**PROVIDED MATERIAL:**
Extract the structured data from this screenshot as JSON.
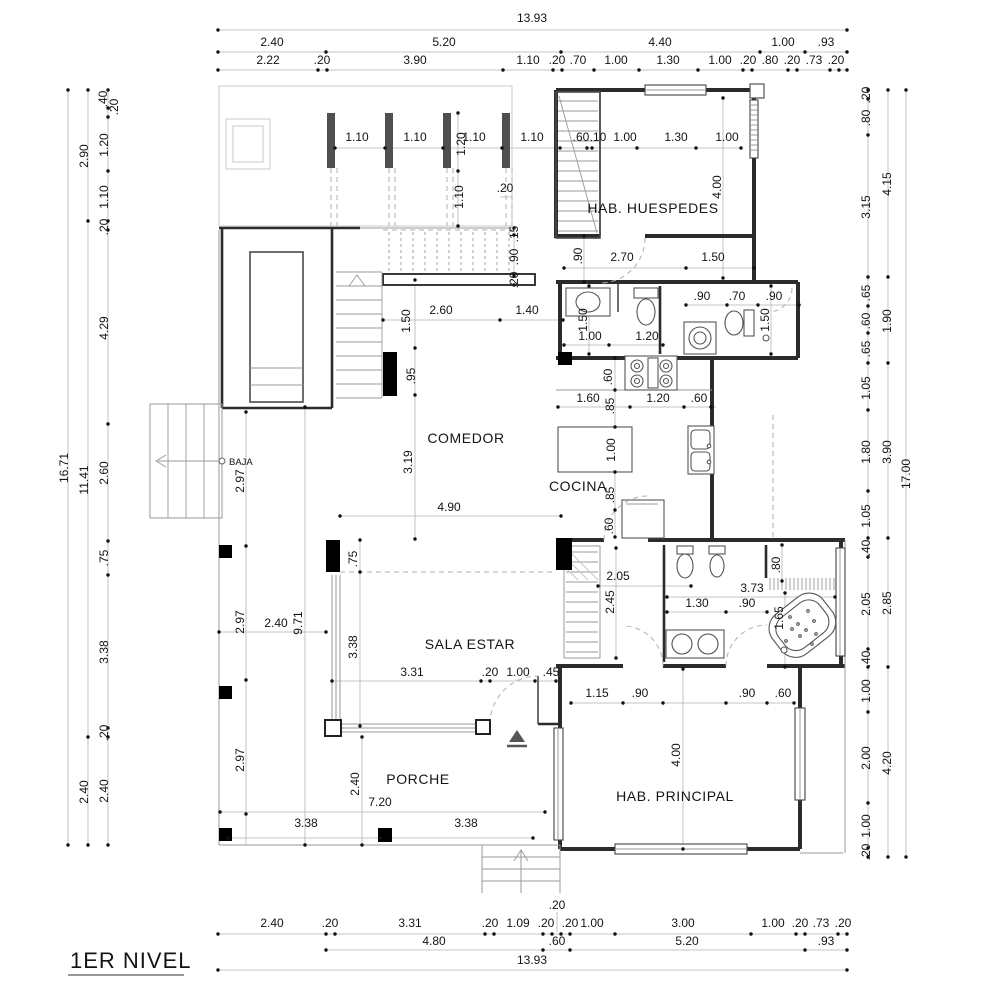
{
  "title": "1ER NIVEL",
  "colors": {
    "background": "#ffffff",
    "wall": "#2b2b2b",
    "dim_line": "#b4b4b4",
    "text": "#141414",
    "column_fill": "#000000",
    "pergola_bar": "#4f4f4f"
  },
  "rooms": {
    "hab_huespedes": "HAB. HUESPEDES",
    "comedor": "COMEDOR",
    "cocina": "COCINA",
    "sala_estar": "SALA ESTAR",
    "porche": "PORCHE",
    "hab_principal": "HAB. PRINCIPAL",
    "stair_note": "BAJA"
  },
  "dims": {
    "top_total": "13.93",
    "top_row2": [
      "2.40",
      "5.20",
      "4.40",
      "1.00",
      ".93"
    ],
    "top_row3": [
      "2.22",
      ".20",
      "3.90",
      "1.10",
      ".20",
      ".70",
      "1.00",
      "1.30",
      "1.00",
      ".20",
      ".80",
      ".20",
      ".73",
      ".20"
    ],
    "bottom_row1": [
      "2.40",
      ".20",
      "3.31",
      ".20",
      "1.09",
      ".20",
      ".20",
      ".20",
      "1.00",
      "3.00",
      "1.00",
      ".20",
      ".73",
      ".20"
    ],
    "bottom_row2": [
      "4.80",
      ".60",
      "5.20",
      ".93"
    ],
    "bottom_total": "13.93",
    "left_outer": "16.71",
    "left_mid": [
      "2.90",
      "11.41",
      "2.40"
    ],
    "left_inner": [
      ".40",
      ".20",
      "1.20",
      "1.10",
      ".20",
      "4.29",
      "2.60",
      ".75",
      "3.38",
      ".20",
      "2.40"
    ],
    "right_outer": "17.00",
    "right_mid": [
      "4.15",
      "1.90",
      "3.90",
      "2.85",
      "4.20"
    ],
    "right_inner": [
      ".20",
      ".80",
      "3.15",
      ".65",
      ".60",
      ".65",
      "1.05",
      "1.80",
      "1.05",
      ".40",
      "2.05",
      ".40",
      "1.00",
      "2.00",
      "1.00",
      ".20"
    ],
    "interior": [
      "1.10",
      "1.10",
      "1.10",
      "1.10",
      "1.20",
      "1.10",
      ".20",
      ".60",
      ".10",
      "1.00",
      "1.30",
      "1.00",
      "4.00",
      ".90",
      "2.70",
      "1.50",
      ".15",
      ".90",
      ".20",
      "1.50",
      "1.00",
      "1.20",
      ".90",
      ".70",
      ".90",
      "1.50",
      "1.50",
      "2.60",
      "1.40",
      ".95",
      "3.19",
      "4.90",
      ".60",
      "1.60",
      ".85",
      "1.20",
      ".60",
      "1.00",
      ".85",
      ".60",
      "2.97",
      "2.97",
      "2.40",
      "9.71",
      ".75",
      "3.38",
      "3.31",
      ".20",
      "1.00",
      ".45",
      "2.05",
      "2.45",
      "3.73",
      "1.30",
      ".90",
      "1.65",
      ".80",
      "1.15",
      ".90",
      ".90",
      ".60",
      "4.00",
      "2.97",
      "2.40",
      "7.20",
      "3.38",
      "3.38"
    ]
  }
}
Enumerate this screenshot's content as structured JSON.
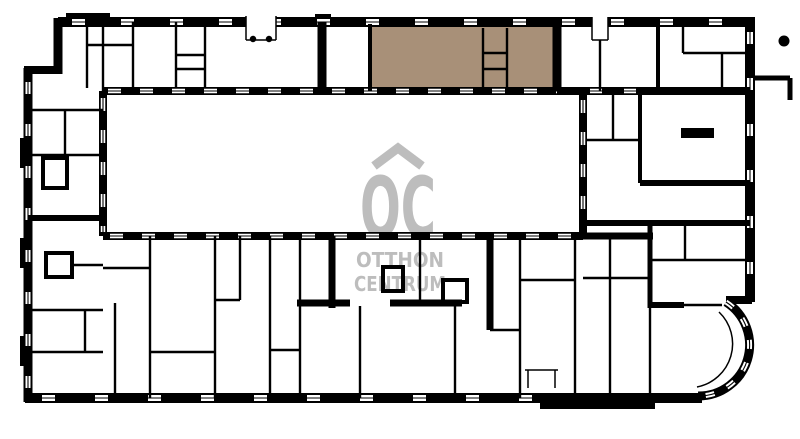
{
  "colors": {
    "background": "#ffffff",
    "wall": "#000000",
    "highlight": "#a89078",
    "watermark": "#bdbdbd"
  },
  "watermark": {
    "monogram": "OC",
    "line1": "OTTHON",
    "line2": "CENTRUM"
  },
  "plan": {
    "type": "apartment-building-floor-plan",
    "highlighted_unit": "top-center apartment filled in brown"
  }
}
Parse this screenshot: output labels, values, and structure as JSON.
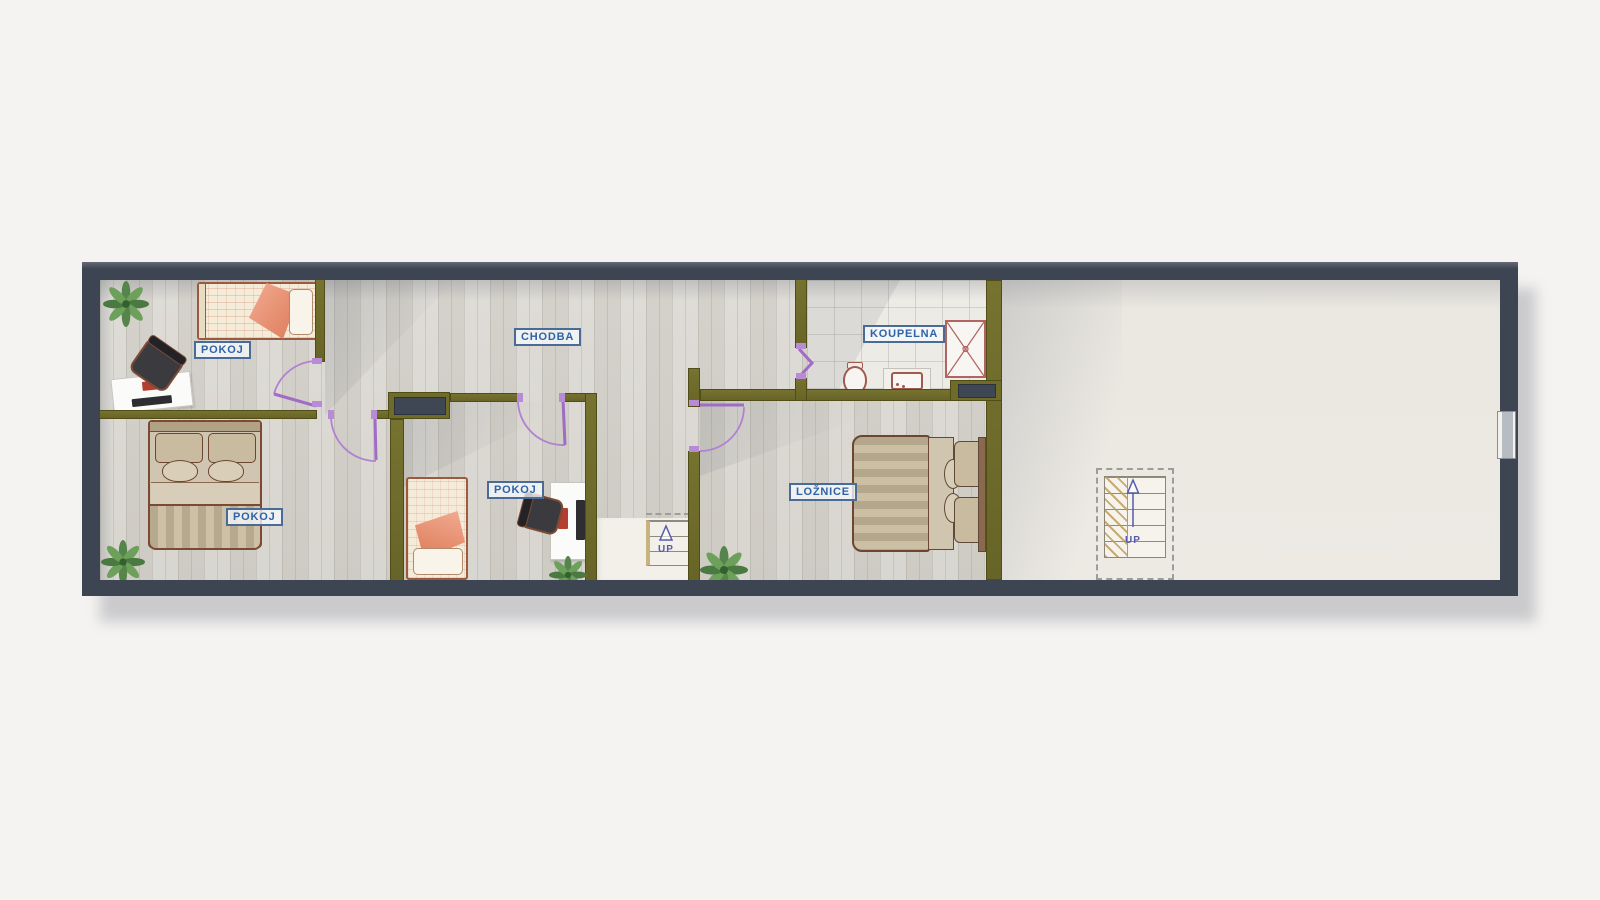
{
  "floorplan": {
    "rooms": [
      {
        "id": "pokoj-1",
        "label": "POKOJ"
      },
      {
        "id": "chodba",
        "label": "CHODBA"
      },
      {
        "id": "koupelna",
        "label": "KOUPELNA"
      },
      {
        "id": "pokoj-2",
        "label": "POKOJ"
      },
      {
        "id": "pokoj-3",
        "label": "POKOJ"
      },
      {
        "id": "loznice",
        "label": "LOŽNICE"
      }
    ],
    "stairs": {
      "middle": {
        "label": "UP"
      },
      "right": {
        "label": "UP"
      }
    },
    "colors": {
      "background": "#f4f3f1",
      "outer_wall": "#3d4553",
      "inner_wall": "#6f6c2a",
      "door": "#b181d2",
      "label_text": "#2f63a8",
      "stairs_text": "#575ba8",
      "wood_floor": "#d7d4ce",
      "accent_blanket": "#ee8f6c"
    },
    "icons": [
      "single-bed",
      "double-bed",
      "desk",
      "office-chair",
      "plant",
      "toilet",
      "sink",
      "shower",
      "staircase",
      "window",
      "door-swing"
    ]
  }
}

**EXERCISE:**
Write down only the number of lines that contain the string "this" in the listing.

**RESULT BELOW:**
3